#### Data in this exercise
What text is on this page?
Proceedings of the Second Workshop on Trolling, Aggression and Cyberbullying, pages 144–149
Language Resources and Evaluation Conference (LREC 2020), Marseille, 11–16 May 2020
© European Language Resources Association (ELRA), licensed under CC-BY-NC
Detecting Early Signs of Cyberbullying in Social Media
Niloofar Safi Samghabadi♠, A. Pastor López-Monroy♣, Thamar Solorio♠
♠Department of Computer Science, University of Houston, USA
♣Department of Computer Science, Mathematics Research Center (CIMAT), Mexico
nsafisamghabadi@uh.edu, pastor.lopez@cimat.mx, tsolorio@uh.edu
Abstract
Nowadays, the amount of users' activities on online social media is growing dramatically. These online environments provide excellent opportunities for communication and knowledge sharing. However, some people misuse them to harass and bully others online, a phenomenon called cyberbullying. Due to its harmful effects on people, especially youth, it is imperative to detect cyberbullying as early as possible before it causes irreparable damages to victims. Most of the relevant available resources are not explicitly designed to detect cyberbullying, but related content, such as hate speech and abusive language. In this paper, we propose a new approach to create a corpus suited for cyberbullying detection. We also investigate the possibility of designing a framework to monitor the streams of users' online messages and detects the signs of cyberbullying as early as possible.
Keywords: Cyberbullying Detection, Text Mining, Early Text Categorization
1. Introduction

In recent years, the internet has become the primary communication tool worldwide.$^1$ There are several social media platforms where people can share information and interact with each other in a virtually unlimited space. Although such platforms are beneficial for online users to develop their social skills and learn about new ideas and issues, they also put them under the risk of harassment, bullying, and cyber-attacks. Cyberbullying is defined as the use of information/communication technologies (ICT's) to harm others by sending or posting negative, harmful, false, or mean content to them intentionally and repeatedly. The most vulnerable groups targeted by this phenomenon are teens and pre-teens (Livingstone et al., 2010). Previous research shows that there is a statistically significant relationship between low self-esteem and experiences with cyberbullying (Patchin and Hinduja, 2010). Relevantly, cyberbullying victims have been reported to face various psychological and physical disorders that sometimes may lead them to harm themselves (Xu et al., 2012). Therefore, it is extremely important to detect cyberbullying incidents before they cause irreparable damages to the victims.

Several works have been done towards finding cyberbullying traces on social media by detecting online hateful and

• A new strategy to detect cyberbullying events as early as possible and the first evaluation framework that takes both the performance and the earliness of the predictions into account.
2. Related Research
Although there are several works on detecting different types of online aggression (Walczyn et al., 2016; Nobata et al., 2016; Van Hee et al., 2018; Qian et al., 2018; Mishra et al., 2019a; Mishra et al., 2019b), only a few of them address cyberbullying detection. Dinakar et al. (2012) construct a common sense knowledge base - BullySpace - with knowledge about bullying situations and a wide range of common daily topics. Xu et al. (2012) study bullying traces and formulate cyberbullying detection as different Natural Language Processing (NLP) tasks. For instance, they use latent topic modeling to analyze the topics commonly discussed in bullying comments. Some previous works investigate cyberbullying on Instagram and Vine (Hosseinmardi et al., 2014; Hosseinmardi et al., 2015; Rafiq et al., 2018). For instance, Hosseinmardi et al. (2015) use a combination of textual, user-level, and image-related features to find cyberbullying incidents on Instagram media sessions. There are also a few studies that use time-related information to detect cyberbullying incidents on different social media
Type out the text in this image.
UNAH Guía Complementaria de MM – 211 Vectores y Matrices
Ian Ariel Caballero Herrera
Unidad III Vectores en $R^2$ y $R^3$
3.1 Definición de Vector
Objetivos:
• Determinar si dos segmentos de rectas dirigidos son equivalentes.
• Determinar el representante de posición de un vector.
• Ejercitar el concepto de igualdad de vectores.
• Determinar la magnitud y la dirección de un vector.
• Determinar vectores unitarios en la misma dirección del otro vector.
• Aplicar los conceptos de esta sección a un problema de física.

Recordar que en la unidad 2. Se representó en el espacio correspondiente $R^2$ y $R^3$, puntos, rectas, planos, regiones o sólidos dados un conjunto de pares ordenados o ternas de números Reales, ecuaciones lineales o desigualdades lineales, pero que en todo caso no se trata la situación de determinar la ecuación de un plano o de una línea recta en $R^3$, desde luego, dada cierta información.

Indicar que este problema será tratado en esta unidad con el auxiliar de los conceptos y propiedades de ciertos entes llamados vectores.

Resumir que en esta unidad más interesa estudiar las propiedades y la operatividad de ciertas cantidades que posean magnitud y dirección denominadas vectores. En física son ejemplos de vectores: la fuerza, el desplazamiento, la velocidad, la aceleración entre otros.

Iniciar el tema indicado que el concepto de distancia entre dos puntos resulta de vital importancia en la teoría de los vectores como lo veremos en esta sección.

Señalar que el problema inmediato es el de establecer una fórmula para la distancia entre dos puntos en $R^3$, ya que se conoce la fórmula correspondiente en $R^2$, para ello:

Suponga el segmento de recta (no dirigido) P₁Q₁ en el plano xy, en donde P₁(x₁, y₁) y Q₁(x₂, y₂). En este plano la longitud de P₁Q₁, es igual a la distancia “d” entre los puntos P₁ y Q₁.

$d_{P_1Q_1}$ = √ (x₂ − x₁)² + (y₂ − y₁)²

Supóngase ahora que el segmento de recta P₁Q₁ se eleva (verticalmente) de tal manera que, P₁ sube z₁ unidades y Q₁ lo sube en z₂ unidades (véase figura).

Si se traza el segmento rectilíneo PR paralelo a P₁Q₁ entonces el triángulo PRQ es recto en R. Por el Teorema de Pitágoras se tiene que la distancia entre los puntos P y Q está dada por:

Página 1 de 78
########
__Set problem__
Reproduce the entire listing word for word.

__Written solution__
What text is on this page?
Proceedings of the Second Workshop on Trolling, Aggression and Cyberbullying, pages 144–149
Language Resources and Evaluation Conference (LREC 2020), Marseille, 11–16 May 2020
© European Language Resources Association (ELRA), licensed under CC-BY-NC
Detecting Early Signs of Cyberbullying in Social Media
Niloofar Safi Samghabadi♠, A. Pastor López-Monroy♣, Thamar Solorio♠
♠Department of Computer Science, University of Houston, USA
♣Department of Computer Science, Mathematics Research Center (CIMAT), Mexico
nsafisamghabadi@uh.edu, pastor.lopez@cimat.mx, tsolorio@uh.edu
Abstract
Nowadays, the amount of users' activities on online social media is growing dramatically. These online environments provide excellent opportunities for communication and knowledge sharing. However, some people misuse them to harass and bully others online, a phenomenon called cyberbullying. Due to its harmful effects on people, especially youth, it is imperative to detect cyberbullying as early as possible before it causes irreparable damages to victims. Most of the relevant available resources are not explicitly designed to detect cyberbullying, but related content, such as hate speech and abusive language. In this paper, we propose a new approach to create a corpus suited for cyberbullying detection. We also investigate the possibility of designing a framework to monitor the streams of users' online messages and detects the signs of cyberbullying as early as possible.
Keywords: Cyberbullying Detection, Text Mining, Early Text Categorization
1. Introduction

In recent years, the internet has become the primary communication tool worldwide.$^1$ There are several social media platforms where people can share information and interact with each other in a virtually unlimited space. Although such platforms are beneficial for online users to develop their social skills and learn about new ideas and issues, they also put them under the risk of harassment, bullying, and cyber-attacks. Cyberbullying is defined as the use of information/communication technologies (ICT's) to harm others by sending or posting negative, harmful, false, or mean content to them intentionally and repeatedly. The most vulnerable groups targeted by this phenomenon are teens and pre-teens (Livingstone et al., 2010). Previous research shows that there is a statistically significant relationship between low self-esteem and experiences with cyberbullying (Patchin and Hinduja, 2010). Relevantly, cyberbullying victims have been reported to face various psychological and physical disorders that sometimes may lead them to harm themselves (Xu et al., 2012). Therefore, it is extremely important to detect cyberbullying incidents before they cause irreparable damages to the victims.

Several works have been done towards finding cyberbullying traces on social media by detecting online hateful and

• A new strategy to detect cyberbullying events as early as possible and the first evaluation framework that takes both the performance and the earliness of the predictions into account.
2. Related Research
Although there are several works on detecting different types of online aggression (Walczyn et al., 2016; Nobata et al., 2016; Van Hee et al., 2018; Qian et al., 2018; Mishra et al., 2019a; Mishra et al., 2019b), only a few of them address cyberbullying detection. Dinakar et al. (2012) construct a common sense knowledge base - BullySpace - with knowledge about bullying situations and a wide range of common daily topics. Xu et al. (2012) study bullying traces and formulate cyberbullying detection as different Natural Language Processing (NLP) tasks. For instance, they use latent topic modeling to analyze the topics commonly discussed in bullying comments. Some previous works investigate cyberbullying on Instagram and Vine (Hosseinmardi et al., 2014; Hosseinmardi et al., 2015; Rafiq et al., 2018). For instance, Hosseinmardi et al. (2015) use a combination of textual, user-level, and image-related features to find cyberbullying incidents on Instagram media sessions. There are also a few studies that use time-related information to detect cyberbullying incidents on different social media
Type out the text in this image.
UNAH Guía Complementaria de MM – 211 Vectores y Matrices
Ian Ariel Caballero Herrera
Unidad III Vectores en $R^2$ y $R^3$
3.1 Definición de Vector
Objetivos:
• Determinar si dos segmentos de rectas dirigidos son equivalentes.
• Determinar el representante de posición de un vector.
• Ejercitar el concepto de igualdad de vectores.
• Determinar la magnitud y la dirección de un vector.
• Determinar vectores unitarios en la misma dirección del otro vector.
• Aplicar los conceptos de esta sección a un problema de física.

Recordar que en la unidad 2. Se representó en el espacio correspondiente $R^2$ y $R^3$, puntos, rectas, planos, regiones o sólidos dados un conjunto de pares ordenados o ternas de números Reales, ecuaciones lineales o desigualdades lineales, pero que en todo caso no se trata la situación de determinar la ecuación de un plano o de una línea recta en $R^3$, desde luego, dada cierta información.

Indicar que este problema será tratado en esta unidad con el auxiliar de los conceptos y propiedades de ciertos entes llamados vectores.

Resumir que en esta unidad más interesa estudiar las propiedades y la operatividad de ciertas cantidades que posean magnitud y dirección denominadas vectores. En física son ejemplos de vectores: la fuerza, el desplazamiento, la velocidad, la aceleración entre otros.

Iniciar el tema indicado que el concepto de distancia entre dos puntos resulta de vital importancia en la teoría de los vectores como lo veremos en esta sección.

Señalar que el problema inmediato es el de establecer una fórmula para la distancia entre dos puntos en $R^3$, ya que se conoce la fórmula correspondiente en $R^2$, para ello:

Suponga el segmento de recta (no dirigido) P₁Q₁ en el plano xy, en donde P₁(x₁, y₁) y Q₁(x₂, y₂). En este plano la longitud de P₁Q₁, es igual a la distancia “d” entre los puntos P₁ y Q₁.

$d_{P_1Q_1}$ = √ (x₂ − x₁)² + (y₂ − y₁)²

Supóngase ahora que el segmento de recta P₁Q₁ se eleva (verticalmente) de tal manera que, P₁ sube z₁ unidades y Q₁ lo sube en z₂ unidades (véase figura).

Si se traza el segmento rectilíneo PR paralelo a P₁Q₁ entonces el triángulo PRQ es recto en R. Por el Teorema de Pitágoras se tiene que la distancia entre los puntos P y Q está dada por:

Página 1 de 78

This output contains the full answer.